* Written exercise *
What follows is a set of entries. Repeat them exactly, but not their pictures.
----
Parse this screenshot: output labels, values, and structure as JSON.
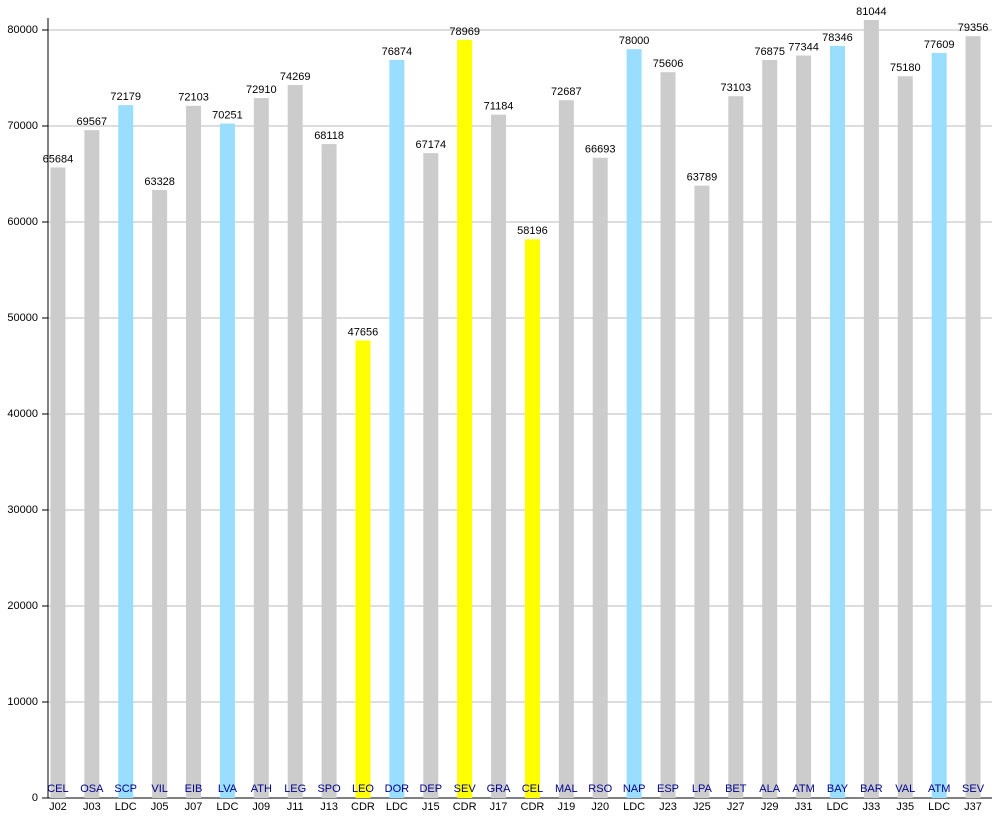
{
  "chart_data": {
    "type": "bar",
    "categories": [
      "J02",
      "J03",
      "LDC",
      "J05",
      "J07",
      "LDC",
      "J09",
      "J11",
      "J13",
      "CDR",
      "LDC",
      "J15",
      "CDR",
      "J17",
      "CDR",
      "J19",
      "J20",
      "LDC",
      "J23",
      "J25",
      "J27",
      "J29",
      "J31",
      "LDC",
      "J33",
      "J35",
      "LDC",
      "J37"
    ],
    "bar_labels": [
      "CEL",
      "OSA",
      "SCP",
      "VIL",
      "EIB",
      "LVA",
      "ATH",
      "LEG",
      "SPO",
      "LEO",
      "DOR",
      "DEP",
      "SEV",
      "GRA",
      "CEL",
      "MAL",
      "RSO",
      "NAP",
      "ESP",
      "LPA",
      "BET",
      "ALA",
      "ATM",
      "BAY",
      "BAR",
      "VAL",
      "ATM",
      "SEV"
    ],
    "values": [
      65684,
      69567,
      72179,
      63328,
      72103,
      70251,
      72910,
      74269,
      68118,
      47656,
      76874,
      67174,
      78969,
      71184,
      58196,
      72687,
      66693,
      78000,
      75606,
      63789,
      73103,
      76875,
      77344,
      78346,
      81044,
      75180,
      77609,
      79356
    ],
    "colors": [
      "#cccccc",
      "#cccccc",
      "#99ddff",
      "#cccccc",
      "#cccccc",
      "#99ddff",
      "#cccccc",
      "#cccccc",
      "#cccccc",
      "#ffff00",
      "#99ddff",
      "#cccccc",
      "#ffff00",
      "#cccccc",
      "#ffff00",
      "#cccccc",
      "#cccccc",
      "#99ddff",
      "#cccccc",
      "#cccccc",
      "#cccccc",
      "#cccccc",
      "#cccccc",
      "#99ddff",
      "#cccccc",
      "#cccccc",
      "#99ddff",
      "#cccccc"
    ],
    "ylim": [
      0,
      81250
    ],
    "yticks": [
      0,
      10000,
      20000,
      30000,
      40000,
      50000,
      60000,
      70000,
      80000
    ],
    "grid": true
  }
}
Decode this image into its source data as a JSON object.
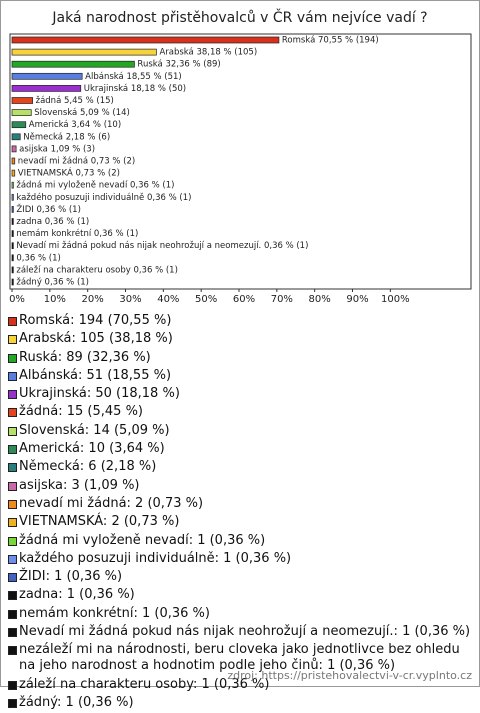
{
  "chart_data": {
    "type": "bar",
    "orientation": "horizontal",
    "title": "Jaká narodnost přistěhovalců v ČR vám nejvíce vadí ?",
    "categories": [
      "Romská",
      "Arabská",
      "Ruská",
      "Albánská",
      "Ukrajinská",
      "žádná",
      "Slovenská",
      "Americká",
      "Německá",
      "asijska",
      "nevadí mi žádná",
      "VIETNAMSKÁ",
      "žádná mi vyloženě nevadí",
      "každého posuzuji individuálně",
      "ŽIDI",
      "zadna",
      "nemám konkrétní",
      "Nevadí mi žádná pokud nás nijak neohrožují a neomezují.",
      "nezáleží mi na národnosti, beru cloveka jako jednotlivce bez ohledu na jeho narodnost a hodnotim podle jeho činů",
      "záleží na charakteru osoby",
      "žádný"
    ],
    "values": [
      70.55,
      38.18,
      32.36,
      18.55,
      18.18,
      5.45,
      5.09,
      3.64,
      2.18,
      1.09,
      0.73,
      0.73,
      0.36,
      0.36,
      0.36,
      0.36,
      0.36,
      0.36,
      0.36,
      0.36,
      0.36
    ],
    "value_labels": [
      "Romská 70,55 % (194)",
      "Arabská 38,18 % (105)",
      "Ruská 32,36 % (89)",
      "Albánská 18,55 % (51)",
      "Ukrajinská 18,18 % (50)",
      "žádná 5,45 % (15)",
      "Slovenská 5,09 % (14)",
      "Americká 3,64 % (10)",
      "Německá 2,18 % (6)",
      "asijska 1,09 % (3)",
      "nevadí mi žádná 0,73 % (2)",
      "VIETNAMSKÁ 0,73 % (2)",
      "žádná mi vyloženě nevadí 0,36 % (1)",
      "každého posuzuji individuálně 0,36 % (1)",
      "ŽIDI 0,36 % (1)",
      "zadna 0,36 % (1)",
      "nemám konkrétní 0,36 % (1)",
      "Nevadí mi žádná pokud nás nijak neohrožují a neomezují. 0,36 % (1)",
      "0,36 % (1)",
      "záleží na charakteru osoby 0,36 % (1)",
      "žádný 0,36 % (1)"
    ],
    "legend_labels": [
      "Romská: 194 (70,55 %)",
      "Arabská: 105 (38,18 %)",
      "Ruská: 89 (32,36 %)",
      "Albánská: 51 (18,55 %)",
      "Ukrajinská: 50 (18,18 %)",
      "žádná: 15 (5,45 %)",
      "Slovenská: 14 (5,09 %)",
      "Americká: 10 (3,64 %)",
      "Německá: 6 (2,18 %)",
      "asijska: 3 (1,09 %)",
      "nevadí mi žádná: 2 (0,73 %)",
      "VIETNAMSKÁ: 2 (0,73 %)",
      "žádná mi vyloženě nevadí: 1 (0,36 %)",
      "každého posuzuji individuálně: 1 (0,36 %)",
      "ŽIDI: 1 (0,36 %)",
      "zadna: 1 (0,36 %)",
      "nemám konkrétní: 1 (0,36 %)",
      "Nevadí mi žádná pokud nás nijak neohrožují a neomezují.: 1 (0,36 %)",
      "nezáleží mi na národnosti, beru cloveka jako jednotlivce bez ohledu na jeho narodnost a hodnotim podle jeho činů: 1 (0,36 %)",
      "záleží na charakteru osoby: 1 (0,36 %)",
      "žádný: 1 (0,36 %)"
    ],
    "colors": [
      "#d9301c",
      "#f7d23a",
      "#22a822",
      "#5a7ee0",
      "#9a2fd0",
      "#e4451c",
      "#b6e068",
      "#2e8b57",
      "#2a7e7e",
      "#c96aa6",
      "#ef8a1e",
      "#f0b022",
      "#78d838",
      "#6e8eee",
      "#4262c2",
      "#111111",
      "#111111",
      "#111111",
      "#111111",
      "#111111",
      "#111111"
    ],
    "xlim": [
      0,
      120
    ],
    "xticks": [
      {
        "value": 0,
        "label": "0%"
      },
      {
        "value": 10,
        "label": "10%"
      },
      {
        "value": 20,
        "label": "20%"
      },
      {
        "value": 30,
        "label": "30%"
      },
      {
        "value": 40,
        "label": "40%"
      },
      {
        "value": 50,
        "label": "50%"
      },
      {
        "value": 60,
        "label": "60%"
      },
      {
        "value": 70,
        "label": "70%"
      },
      {
        "value": 80,
        "label": "80%"
      },
      {
        "value": 90,
        "label": "90%"
      },
      {
        "value": 100,
        "label": "100%"
      }
    ],
    "source": "zdroj: https://pristehovalectvi-v-cr.vyplnto.cz"
  }
}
----
* Exercise response *
Parse this screenshot: output labels, values, and structure as JSON.
{
  "chart_data": {
    "type": "bar",
    "categories": [
      "J02",
      "J03",
      "LDC",
      "J05",
      "J07",
      "LDC",
      "J09",
      "J11",
      "J13",
      "CDR",
      "LDC",
      "J15",
      "CDR",
      "J17",
      "CDR",
      "J19",
      "J20",
      "LDC",
      "J23",
      "J25",
      "J27",
      "J29",
      "J31",
      "LDC",
      "J33",
      "J35",
      "LDC",
      "J37"
    ],
    "bar_labels": [
      "CEL",
      "OSA",
      "SCP",
      "VIL",
      "EIB",
      "LVA",
      "ATH",
      "LEG",
      "SPO",
      "LEO",
      "DOR",
      "DEP",
      "SEV",
      "GRA",
      "CEL",
      "MAL",
      "RSO",
      "NAP",
      "ESP",
      "LPA",
      "BET",
      "ALA",
      "ATM",
      "BAY",
      "BAR",
      "VAL",
      "ATM",
      "SEV"
    ],
    "values": [
      65684,
      69567,
      72179,
      63328,
      72103,
      70251,
      72910,
      74269,
      68118,
      47656,
      76874,
      67174,
      78969,
      71184,
      58196,
      72687,
      66693,
      78000,
      75606,
      63789,
      73103,
      76875,
      77344,
      78346,
      81044,
      75180,
      77609,
      79356
    ],
    "colors": [
      "#cccccc",
      "#cccccc",
      "#99ddff",
      "#cccccc",
      "#cccccc",
      "#99ddff",
      "#cccccc",
      "#cccccc",
      "#cccccc",
      "#ffff00",
      "#99ddff",
      "#cccccc",
      "#ffff00",
      "#cccccc",
      "#ffff00",
      "#cccccc",
      "#cccccc",
      "#99ddff",
      "#cccccc",
      "#cccccc",
      "#cccccc",
      "#cccccc",
      "#cccccc",
      "#99ddff",
      "#cccccc",
      "#cccccc",
      "#99ddff",
      "#cccccc"
    ],
    "ylim": [
      0,
      81250
    ],
    "yticks": [
      0,
      10000,
      20000,
      30000,
      40000,
      50000,
      60000,
      70000,
      80000
    ],
    "grid": true
  }
}
Decode this image into its source data as a JSON object.
{
  "chart_data": {
    "type": "bar",
    "orientation": "horizontal",
    "title": "Jaká narodnost přistěhovalců v ČR vám nejvíce vadí ?",
    "categories": [
      "Romská",
      "Arabská",
      "Ruská",
      "Albánská",
      "Ukrajinská",
      "žádná",
      "Slovenská",
      "Americká",
      "Německá",
      "asijska",
      "nevadí mi žádná",
      "VIETNAMSKÁ",
      "žádná mi vyloženě nevadí",
      "každého posuzuji individuálně",
      "ŽIDI",
      "zadna",
      "nemám konkrétní",
      "Nevadí mi žádná pokud nás nijak neohrožují a neomezují.",
      "nezáleží mi na národnosti, beru cloveka jako jednotlivce bez ohledu na jeho narodnost a hodnotim podle jeho činů",
      "záleží na charakteru osoby",
      "žádný"
    ],
    "values": [
      70.55,
      38.18,
      32.36,
      18.55,
      18.18,
      5.45,
      5.09,
      3.64,
      2.18,
      1.09,
      0.73,
      0.73,
      0.36,
      0.36,
      0.36,
      0.36,
      0.36,
      0.36,
      0.36,
      0.36,
      0.36
    ],
    "value_labels": [
      "Romská 70,55 % (194)",
      "Arabská 38,18 % (105)",
      "Ruská 32,36 % (89)",
      "Albánská 18,55 % (51)",
      "Ukrajinská 18,18 % (50)",
      "žádná 5,45 % (15)",
      "Slovenská 5,09 % (14)",
      "Americká 3,64 % (10)",
      "Německá 2,18 % (6)",
      "asijska 1,09 % (3)",
      "nevadí mi žádná 0,73 % (2)",
      "VIETNAMSKÁ 0,73 % (2)",
      "žádná mi vyloženě nevadí 0,36 % (1)",
      "každého posuzuji individuálně 0,36 % (1)",
      "ŽIDI 0,36 % (1)",
      "zadna 0,36 % (1)",
      "nemám konkrétní 0,36 % (1)",
      "Nevadí mi žádná pokud nás nijak neohrožují a neomezují. 0,36 % (1)",
      "0,36 % (1)",
      "záleží na charakteru osoby 0,36 % (1)",
      "žádný 0,36 % (1)"
    ],
    "legend_labels": [
      "Romská: 194 (70,55 %)",
      "Arabská: 105 (38,18 %)",
      "Ruská: 89 (32,36 %)",
      "Albánská: 51 (18,55 %)",
      "Ukrajinská: 50 (18,18 %)",
      "žádná: 15 (5,45 %)",
      "Slovenská: 14 (5,09 %)",
      "Americká: 10 (3,64 %)",
      "Německá: 6 (2,18 %)",
      "asijska: 3 (1,09 %)",
      "nevadí mi žádná: 2 (0,73 %)",
      "VIETNAMSKÁ: 2 (0,73 %)",
      "žádná mi vyloženě nevadí: 1 (0,36 %)",
      "každého posuzuji individuálně: 1 (0,36 %)",
      "ŽIDI: 1 (0,36 %)",
      "zadna: 1 (0,36 %)",
      "nemám konkrétní: 1 (0,36 %)",
      "Nevadí mi žádná pokud nás nijak neohrožují a neomezují.: 1 (0,36 %)",
      "nezáleží mi na národnosti, beru cloveka jako jednotlivce bez ohledu na jeho narodnost a hodnotim podle jeho činů: 1 (0,36 %)",
      "záleží na charakteru osoby: 1 (0,36 %)",
      "žádný: 1 (0,36 %)"
    ],
    "colors": [
      "#d9301c",
      "#f7d23a",
      "#22a822",
      "#5a7ee0",
      "#9a2fd0",
      "#e4451c",
      "#b6e068",
      "#2e8b57",
      "#2a7e7e",
      "#c96aa6",
      "#ef8a1e",
      "#f0b022",
      "#78d838",
      "#6e8eee",
      "#4262c2",
      "#111111",
      "#111111",
      "#111111",
      "#111111",
      "#111111",
      "#111111"
    ],
    "xlim": [
      0,
      120
    ],
    "xticks": [
      {
        "value": 0,
        "label": "0%"
      },
      {
        "value": 10,
        "label": "10%"
      },
      {
        "value": 20,
        "label": "20%"
      },
      {
        "value": 30,
        "label": "30%"
      },
      {
        "value": 40,
        "label": "40%"
      },
      {
        "value": 50,
        "label": "50%"
      },
      {
        "value": 60,
        "label": "60%"
      },
      {
        "value": 70,
        "label": "70%"
      },
      {
        "value": 80,
        "label": "80%"
      },
      {
        "value": 90,
        "label": "90%"
      },
      {
        "value": 100,
        "label": "100%"
      }
    ],
    "source": "zdroj: https://pristehovalectvi-v-cr.vyplnto.cz"
  }
}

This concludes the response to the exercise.